(INPUT ROWS):
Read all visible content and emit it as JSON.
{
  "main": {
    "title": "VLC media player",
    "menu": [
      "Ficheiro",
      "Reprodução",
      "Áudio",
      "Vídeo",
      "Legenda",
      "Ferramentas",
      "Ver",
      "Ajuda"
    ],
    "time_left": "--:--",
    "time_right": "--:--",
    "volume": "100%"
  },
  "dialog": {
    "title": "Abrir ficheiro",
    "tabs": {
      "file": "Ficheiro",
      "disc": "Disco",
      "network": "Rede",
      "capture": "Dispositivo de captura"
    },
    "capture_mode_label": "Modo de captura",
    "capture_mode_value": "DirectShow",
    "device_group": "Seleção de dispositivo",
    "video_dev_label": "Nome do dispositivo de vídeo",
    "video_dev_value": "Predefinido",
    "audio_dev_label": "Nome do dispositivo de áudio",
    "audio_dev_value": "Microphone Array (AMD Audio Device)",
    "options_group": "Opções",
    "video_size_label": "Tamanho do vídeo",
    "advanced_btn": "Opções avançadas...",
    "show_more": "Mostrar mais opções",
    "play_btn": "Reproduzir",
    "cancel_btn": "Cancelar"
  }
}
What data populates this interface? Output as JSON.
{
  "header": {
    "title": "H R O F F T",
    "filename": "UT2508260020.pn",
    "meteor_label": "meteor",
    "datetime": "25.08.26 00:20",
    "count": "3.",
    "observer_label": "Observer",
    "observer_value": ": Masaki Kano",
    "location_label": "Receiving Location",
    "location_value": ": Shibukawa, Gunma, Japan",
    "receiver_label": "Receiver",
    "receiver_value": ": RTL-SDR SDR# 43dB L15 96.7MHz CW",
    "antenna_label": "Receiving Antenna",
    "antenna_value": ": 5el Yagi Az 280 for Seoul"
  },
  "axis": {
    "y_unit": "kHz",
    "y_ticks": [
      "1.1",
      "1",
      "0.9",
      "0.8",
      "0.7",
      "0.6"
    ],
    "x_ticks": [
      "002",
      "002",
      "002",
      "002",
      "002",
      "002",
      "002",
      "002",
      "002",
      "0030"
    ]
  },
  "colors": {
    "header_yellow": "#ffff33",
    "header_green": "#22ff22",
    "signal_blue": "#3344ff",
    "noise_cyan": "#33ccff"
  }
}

(DIRECTIONS):
Quote each line above in full, word for word.

(FULL ANSWER):
Read all visible content and emit it as JSON.
{
  "main": {
    "title": "VLC media player",
    "menu": [
      "Ficheiro",
      "Reprodução",
      "Áudio",
      "Vídeo",
      "Legenda",
      "Ferramentas",
      "Ver",
      "Ajuda"
    ],
    "time_left": "--:--",
    "time_right": "--:--",
    "volume": "100%"
  },
  "dialog": {
    "title": "Abrir ficheiro",
    "tabs": {
      "file": "Ficheiro",
      "disc": "Disco",
      "network": "Rede",
      "capture": "Dispositivo de captura"
    },
    "capture_mode_label": "Modo de captura",
    "capture_mode_value": "DirectShow",
    "device_group": "Seleção de dispositivo",
    "video_dev_label": "Nome do dispositivo de vídeo",
    "video_dev_value": "Predefinido",
    "audio_dev_label": "Nome do dispositivo de áudio",
    "audio_dev_value": "Microphone Array (AMD Audio Device)",
    "options_group": "Opções",
    "video_size_label": "Tamanho do vídeo",
    "advanced_btn": "Opções avançadas...",
    "show_more": "Mostrar mais opções",
    "play_btn": "Reproduzir",
    "cancel_btn": "Cancelar"
  }
}
What data populates this interface? Output as JSON.
{
  "header": {
    "title": "H R O F F T",
    "filename": "UT2508260020.pn",
    "meteor_label": "meteor",
    "datetime": "25.08.26 00:20",
    "count": "3.",
    "observer_label": "Observer",
    "observer_value": ": Masaki Kano",
    "location_label": "Receiving Location",
    "location_value": ": Shibukawa, Gunma, Japan",
    "receiver_label": "Receiver",
    "receiver_value": ": RTL-SDR SDR# 43dB L15 96.7MHz CW",
    "antenna_label": "Receiving Antenna",
    "antenna_value": ": 5el Yagi Az 280 for Seoul"
  },
  "axis": {
    "y_unit": "kHz",
    "y_ticks": [
      "1.1",
      "1",
      "0.9",
      "0.8",
      "0.7",
      "0.6"
    ],
    "x_ticks": [
      "002",
      "002",
      "002",
      "002",
      "002",
      "002",
      "002",
      "002",
      "002",
      "0030"
    ]
  },
  "colors": {
    "header_yellow": "#ffff33",
    "header_green": "#22ff22",
    "signal_blue": "#3344ff",
    "noise_cyan": "#33ccff"
  }
}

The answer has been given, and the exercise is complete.